* EXERCISE OBJECTIVE:
Look below and pull out each line with the word "number".

* DATA RECORDS:
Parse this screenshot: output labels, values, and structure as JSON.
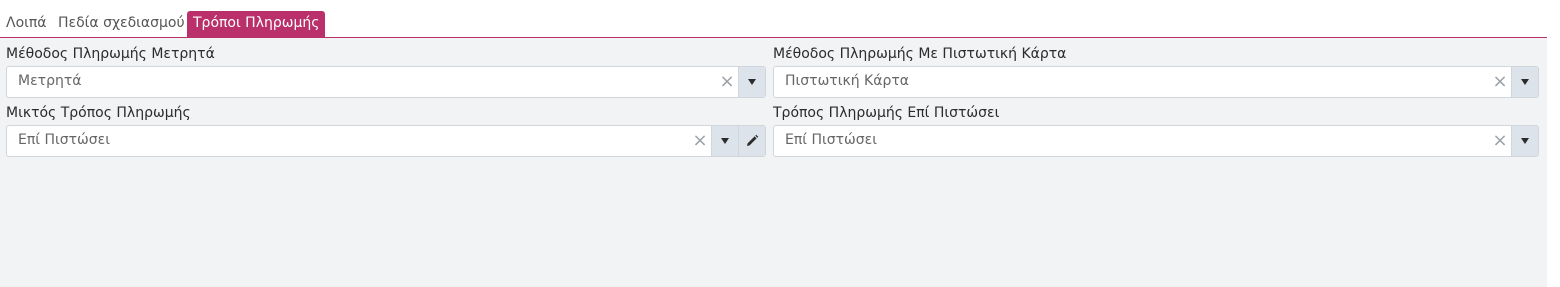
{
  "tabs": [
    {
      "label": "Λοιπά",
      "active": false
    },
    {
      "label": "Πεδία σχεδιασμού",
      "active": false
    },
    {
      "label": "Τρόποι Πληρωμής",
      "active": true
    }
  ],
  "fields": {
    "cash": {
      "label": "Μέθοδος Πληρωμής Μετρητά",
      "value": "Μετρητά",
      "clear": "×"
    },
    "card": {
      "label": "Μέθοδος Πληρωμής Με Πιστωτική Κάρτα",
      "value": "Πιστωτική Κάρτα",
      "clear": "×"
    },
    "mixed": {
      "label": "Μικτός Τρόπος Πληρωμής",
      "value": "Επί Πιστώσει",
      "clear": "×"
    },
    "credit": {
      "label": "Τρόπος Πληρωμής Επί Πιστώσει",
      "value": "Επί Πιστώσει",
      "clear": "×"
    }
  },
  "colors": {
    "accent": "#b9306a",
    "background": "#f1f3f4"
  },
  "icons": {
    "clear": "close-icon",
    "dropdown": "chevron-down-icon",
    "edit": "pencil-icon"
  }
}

...

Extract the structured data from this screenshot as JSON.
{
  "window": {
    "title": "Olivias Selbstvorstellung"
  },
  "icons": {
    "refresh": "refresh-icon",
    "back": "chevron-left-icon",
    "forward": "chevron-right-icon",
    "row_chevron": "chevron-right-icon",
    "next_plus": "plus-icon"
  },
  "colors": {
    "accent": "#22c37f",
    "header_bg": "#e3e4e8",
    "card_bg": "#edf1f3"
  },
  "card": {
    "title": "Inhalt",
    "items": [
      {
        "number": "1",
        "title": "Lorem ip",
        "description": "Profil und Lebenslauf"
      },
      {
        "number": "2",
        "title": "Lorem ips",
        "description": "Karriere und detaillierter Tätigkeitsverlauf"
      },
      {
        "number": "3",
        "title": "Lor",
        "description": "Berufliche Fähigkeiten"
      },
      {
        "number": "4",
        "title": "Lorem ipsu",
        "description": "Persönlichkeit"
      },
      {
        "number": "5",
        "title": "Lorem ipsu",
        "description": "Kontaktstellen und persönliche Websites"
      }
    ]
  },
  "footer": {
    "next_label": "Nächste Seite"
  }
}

* FINISHED EXERCISE:
        "number": "1",
        "number": "2",
        "number": "3",
        "number": "4",
        "number": "5",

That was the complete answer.